In August 2003, she released a gospel album with country artists Barbara Fairchild and Sharon White titled Love Never Fails on Daywind Records. In an interview with Country Stars Central, Smith said that she was ill with the stomach flu while recording the album, but still enjoyed making the record. Produced by country and bluegrass performer Ricky Skaggs (White's husband), the album received a nomination from the Dove Awards. Website Slipcue.com reviewed the release and stated, "[Love Never Fails] is probably too rowdy for most Southern gospel fans (who really like tinkly pianos and less-twangy vocals), and while it probably won't wow many country listeners, for folks who are fans any of these three singers, this is kind of a treat".

===2004–present: The Marty Stuart Show and new music releases===
In November 2008, Smith joined the cast of Marty Stuart's television series The Marty Stuart Show, which aired on the RFD-TV network every Saturday night. The 30-minute program featured traditional country music performed by both Stuart and Smith, as well as radio personality Eddie Stubbs. The show stopped airing on RFD-TV in 2014. In August 2011, Smith released her first new solo recording in 13 years, titled Long Line of Heartaches, via Sugar Hill Records. The record was produced by Marty Stuart and included five songs written by the pair. Harlan Howard, Kostas, Johnny Russell, and Dallas Frazier also wrote tracks that were included on the disc. The album was reviewed positively by AllMusic's Steve Leggett, who gave it four stars. "It wouldn't be quite right to call this a throwback album, but it does sound like vintage traditional country given just a bit of a polished edge," he concluded. Andrew Mueller of BBC also gave it a positive response, calling it "classic and classicist country songs".

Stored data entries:
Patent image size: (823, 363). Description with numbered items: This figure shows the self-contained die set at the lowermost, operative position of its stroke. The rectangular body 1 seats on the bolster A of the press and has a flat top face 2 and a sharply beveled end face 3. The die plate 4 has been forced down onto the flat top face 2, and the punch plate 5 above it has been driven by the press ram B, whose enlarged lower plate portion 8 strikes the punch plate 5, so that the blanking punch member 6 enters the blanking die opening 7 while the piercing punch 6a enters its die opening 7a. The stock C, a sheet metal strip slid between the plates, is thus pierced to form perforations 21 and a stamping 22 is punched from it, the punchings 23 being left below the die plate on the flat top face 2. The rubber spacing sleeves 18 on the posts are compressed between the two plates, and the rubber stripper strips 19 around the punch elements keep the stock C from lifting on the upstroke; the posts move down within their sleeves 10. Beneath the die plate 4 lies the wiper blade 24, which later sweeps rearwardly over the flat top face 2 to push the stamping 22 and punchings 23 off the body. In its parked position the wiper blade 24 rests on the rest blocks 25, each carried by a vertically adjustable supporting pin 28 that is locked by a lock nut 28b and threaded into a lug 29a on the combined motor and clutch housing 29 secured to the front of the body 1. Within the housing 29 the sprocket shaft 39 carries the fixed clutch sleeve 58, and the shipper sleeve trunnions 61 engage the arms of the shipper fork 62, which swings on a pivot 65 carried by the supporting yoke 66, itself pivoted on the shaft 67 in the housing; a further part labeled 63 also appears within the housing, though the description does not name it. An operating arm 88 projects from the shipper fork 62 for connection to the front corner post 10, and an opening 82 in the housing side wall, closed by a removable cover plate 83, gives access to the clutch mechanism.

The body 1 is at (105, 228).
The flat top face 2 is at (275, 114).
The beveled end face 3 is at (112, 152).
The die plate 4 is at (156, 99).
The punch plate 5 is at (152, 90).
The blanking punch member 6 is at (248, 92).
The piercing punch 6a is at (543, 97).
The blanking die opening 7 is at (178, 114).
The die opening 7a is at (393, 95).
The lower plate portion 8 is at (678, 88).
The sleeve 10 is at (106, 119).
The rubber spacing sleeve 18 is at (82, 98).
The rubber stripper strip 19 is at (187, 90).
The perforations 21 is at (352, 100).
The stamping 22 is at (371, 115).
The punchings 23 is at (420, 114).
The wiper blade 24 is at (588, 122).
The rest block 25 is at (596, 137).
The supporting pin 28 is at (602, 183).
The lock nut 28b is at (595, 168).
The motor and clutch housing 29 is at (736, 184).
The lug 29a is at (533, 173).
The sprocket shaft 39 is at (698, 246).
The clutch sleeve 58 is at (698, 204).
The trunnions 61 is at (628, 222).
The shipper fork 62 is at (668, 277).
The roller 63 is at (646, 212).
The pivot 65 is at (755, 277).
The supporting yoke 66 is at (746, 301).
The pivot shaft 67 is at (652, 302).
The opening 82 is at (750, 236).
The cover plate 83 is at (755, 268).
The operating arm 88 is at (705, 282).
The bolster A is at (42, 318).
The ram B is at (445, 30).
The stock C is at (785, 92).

Your assignment: Pick up the passage on the singer's career and continue it from its final sentence. The listing is separate material and not part of the career passage.

Response to this task:
In August 2021, Smith's next studio album was released on the Fat Possum label titled The Cry of the Heart. It was the third project produced by Stuart and her first album of new material in 10 years. The New York Times described The Cry of the Heart as evoking traditional styles that "recall Smith's '60s-era recordings". It was Smith's first album since 1976 to reach a charting position on Billboard, peaking on the Current Album Sales chart following its release. PopMatters gave the album an 8/10 rating and concluded: "If you wanted to understand what traditional country is, you could go to the same place today as you could have 50 years ago: a Connie Smith record." In April 2024, the Fat Possum label surprise-released Smith's next studio project, Love, Prison, Wisdom and Heartaches. Although an album of covers, Smith herself did not describe it that way: "I'm singing on behalf of my friends. Hoping to share them while passing along their songs."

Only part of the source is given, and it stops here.